-- Task details --
Count the lines containing "this". Give the number alone.

[Data listing]
───
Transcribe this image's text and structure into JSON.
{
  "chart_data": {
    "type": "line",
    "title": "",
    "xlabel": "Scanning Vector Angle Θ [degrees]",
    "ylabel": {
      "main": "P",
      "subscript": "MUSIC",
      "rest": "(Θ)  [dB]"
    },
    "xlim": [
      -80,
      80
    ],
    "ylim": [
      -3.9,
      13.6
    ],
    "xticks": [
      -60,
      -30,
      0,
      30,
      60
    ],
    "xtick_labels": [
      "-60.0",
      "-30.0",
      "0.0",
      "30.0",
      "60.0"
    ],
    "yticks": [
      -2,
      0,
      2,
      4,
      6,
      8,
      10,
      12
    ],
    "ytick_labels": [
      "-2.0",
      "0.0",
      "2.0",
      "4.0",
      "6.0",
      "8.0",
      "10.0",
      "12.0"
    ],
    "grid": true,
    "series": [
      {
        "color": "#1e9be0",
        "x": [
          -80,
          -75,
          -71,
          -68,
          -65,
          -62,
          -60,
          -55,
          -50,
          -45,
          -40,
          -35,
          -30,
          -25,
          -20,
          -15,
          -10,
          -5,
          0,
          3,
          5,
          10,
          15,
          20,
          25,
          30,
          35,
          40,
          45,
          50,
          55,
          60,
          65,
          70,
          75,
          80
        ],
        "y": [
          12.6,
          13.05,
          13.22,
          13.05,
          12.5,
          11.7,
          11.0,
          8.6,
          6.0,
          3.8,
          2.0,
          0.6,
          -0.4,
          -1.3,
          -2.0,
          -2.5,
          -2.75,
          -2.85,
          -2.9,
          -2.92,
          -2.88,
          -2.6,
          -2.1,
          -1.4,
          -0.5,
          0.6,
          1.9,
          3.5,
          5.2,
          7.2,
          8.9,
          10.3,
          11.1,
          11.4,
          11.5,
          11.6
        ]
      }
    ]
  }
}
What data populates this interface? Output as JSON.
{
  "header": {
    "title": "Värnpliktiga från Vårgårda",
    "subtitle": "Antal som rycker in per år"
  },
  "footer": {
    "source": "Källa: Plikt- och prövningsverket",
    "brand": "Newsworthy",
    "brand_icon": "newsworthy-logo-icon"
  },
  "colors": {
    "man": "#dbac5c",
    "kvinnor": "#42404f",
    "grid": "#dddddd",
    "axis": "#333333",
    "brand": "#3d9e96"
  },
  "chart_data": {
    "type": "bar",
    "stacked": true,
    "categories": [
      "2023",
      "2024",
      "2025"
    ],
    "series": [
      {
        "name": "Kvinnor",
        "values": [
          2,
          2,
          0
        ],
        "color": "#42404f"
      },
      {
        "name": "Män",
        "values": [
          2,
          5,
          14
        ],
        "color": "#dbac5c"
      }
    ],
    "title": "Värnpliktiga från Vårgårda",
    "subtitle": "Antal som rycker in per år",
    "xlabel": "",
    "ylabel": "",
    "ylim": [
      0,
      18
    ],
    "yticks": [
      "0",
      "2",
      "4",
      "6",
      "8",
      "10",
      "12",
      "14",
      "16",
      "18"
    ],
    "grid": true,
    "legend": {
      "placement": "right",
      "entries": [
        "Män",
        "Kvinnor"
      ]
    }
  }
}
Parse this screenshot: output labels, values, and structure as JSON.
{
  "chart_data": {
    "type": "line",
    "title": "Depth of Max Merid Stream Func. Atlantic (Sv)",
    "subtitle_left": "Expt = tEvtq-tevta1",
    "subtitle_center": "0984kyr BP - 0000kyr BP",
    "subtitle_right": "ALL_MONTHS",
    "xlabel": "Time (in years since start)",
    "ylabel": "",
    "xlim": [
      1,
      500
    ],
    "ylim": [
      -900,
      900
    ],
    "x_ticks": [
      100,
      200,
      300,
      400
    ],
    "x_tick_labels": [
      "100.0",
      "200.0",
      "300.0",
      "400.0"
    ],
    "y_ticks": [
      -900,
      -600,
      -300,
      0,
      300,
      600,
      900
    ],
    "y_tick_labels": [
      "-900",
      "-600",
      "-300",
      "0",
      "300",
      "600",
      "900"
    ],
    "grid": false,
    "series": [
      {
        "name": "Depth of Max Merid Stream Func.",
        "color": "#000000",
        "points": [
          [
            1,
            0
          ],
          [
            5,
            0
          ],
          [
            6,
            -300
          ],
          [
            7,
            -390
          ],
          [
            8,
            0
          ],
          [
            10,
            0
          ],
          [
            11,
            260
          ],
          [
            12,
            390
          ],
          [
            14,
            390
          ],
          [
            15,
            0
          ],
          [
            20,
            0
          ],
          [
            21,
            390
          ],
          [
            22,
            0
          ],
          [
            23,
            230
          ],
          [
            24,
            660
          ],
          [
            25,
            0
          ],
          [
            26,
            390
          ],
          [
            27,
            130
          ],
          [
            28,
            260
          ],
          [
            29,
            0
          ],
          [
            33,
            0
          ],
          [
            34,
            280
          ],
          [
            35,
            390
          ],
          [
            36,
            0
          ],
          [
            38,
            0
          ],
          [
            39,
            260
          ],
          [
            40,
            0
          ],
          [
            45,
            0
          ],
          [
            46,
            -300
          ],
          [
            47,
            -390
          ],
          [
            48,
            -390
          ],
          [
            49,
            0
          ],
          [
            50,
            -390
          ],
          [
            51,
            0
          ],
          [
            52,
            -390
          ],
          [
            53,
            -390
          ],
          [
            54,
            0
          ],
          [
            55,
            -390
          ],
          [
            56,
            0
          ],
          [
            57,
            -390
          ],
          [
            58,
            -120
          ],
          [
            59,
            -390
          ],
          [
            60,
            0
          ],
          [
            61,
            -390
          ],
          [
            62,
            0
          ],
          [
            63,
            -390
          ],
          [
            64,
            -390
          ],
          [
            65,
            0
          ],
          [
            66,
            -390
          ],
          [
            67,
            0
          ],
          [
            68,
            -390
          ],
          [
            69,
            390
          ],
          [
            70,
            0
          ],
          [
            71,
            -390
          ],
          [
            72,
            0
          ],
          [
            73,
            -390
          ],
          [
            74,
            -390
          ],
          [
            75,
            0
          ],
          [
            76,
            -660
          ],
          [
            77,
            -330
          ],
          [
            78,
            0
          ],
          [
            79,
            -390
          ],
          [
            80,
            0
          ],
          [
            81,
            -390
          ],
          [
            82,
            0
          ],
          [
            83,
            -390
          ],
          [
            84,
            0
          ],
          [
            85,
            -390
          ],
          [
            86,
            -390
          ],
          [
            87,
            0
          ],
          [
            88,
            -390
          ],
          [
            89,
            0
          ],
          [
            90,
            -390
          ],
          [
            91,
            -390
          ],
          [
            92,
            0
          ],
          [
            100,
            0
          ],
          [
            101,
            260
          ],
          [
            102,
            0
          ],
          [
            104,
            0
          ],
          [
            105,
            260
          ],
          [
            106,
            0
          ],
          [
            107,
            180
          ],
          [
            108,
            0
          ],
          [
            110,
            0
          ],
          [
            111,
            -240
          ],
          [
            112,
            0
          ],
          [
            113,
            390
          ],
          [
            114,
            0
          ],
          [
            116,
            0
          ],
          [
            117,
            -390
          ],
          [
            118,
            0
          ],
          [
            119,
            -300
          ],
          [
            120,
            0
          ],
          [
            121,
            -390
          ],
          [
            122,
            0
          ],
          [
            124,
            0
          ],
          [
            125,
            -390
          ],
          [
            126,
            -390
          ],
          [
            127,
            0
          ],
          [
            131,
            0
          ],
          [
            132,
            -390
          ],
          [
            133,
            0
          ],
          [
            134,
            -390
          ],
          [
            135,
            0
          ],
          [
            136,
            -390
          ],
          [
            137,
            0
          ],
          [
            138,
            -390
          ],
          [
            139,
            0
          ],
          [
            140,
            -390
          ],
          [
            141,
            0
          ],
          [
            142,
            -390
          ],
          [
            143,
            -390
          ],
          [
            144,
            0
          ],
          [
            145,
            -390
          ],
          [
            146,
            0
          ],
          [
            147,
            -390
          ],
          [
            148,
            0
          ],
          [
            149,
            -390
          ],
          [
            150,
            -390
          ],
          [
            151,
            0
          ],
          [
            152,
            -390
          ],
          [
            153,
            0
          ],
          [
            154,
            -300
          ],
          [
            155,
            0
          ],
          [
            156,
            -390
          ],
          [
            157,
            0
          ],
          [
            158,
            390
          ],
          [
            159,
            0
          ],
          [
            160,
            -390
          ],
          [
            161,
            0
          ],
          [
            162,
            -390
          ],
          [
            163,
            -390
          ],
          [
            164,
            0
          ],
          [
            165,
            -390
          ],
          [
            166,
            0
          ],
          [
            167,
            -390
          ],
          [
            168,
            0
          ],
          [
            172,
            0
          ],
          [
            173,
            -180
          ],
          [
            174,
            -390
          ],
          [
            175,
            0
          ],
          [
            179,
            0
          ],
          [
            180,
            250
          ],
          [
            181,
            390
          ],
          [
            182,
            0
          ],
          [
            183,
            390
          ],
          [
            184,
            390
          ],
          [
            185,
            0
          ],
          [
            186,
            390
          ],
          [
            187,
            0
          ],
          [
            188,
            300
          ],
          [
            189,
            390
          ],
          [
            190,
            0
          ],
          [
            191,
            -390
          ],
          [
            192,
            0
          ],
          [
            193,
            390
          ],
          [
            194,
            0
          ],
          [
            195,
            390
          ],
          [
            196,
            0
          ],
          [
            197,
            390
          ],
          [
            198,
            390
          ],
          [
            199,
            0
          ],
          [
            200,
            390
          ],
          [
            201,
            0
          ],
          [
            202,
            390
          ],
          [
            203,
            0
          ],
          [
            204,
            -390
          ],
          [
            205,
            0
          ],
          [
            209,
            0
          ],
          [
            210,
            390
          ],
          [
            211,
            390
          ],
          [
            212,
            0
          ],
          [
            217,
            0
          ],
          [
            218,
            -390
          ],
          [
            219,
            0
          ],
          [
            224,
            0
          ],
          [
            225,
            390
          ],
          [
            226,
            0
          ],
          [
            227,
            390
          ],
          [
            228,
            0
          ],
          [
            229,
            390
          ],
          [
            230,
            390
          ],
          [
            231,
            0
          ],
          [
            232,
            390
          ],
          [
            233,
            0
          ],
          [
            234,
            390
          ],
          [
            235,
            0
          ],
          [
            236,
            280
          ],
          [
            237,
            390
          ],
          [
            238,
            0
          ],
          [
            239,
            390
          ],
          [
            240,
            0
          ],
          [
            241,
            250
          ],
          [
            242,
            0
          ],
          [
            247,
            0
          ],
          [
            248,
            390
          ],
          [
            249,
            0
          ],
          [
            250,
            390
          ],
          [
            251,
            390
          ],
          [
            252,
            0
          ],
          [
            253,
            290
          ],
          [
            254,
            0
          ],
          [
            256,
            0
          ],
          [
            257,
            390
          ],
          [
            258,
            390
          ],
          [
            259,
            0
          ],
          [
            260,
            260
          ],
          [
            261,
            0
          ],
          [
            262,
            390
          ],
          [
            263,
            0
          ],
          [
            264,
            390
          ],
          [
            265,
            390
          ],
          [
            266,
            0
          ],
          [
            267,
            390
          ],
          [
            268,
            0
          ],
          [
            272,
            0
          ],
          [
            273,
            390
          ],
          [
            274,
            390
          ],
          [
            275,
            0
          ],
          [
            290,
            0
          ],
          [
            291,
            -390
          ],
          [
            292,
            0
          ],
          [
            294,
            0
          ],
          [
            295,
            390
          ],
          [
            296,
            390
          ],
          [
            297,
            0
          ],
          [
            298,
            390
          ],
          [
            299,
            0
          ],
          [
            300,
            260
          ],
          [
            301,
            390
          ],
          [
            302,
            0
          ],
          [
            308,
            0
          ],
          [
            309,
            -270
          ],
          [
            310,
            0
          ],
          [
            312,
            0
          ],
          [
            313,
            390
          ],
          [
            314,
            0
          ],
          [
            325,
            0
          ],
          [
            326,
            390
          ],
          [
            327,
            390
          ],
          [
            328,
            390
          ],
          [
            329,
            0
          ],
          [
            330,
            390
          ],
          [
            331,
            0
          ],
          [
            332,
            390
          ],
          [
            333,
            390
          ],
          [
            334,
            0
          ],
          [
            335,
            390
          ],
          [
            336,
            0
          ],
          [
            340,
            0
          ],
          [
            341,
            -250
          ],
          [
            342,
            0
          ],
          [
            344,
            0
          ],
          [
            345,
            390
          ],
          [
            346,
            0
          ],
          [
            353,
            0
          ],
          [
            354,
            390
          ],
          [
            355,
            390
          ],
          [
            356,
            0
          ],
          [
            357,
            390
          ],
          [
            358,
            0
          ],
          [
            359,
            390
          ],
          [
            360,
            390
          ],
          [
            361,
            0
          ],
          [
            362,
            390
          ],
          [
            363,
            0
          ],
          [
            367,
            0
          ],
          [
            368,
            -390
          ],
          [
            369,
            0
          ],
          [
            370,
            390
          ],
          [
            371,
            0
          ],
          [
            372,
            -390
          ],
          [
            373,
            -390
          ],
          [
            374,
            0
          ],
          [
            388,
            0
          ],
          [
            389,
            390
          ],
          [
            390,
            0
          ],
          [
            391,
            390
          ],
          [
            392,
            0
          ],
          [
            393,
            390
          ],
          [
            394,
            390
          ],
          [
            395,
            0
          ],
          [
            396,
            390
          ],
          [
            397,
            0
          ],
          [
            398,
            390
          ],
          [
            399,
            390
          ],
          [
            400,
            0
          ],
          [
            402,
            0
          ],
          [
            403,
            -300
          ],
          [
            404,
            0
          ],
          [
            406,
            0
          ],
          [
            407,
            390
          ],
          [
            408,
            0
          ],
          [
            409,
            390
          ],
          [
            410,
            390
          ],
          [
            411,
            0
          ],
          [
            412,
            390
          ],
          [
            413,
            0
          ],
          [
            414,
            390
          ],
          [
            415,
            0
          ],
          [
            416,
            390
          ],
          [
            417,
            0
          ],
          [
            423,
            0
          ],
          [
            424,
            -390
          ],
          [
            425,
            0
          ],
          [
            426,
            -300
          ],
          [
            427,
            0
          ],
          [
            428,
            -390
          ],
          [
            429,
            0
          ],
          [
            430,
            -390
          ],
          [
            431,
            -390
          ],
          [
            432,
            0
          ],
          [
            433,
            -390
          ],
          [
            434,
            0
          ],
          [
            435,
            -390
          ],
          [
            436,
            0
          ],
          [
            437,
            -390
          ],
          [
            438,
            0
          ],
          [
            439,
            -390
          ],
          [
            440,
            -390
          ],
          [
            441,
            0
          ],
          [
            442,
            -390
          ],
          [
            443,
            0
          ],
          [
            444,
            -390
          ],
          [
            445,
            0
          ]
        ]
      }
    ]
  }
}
───
-- Exercise answer --
3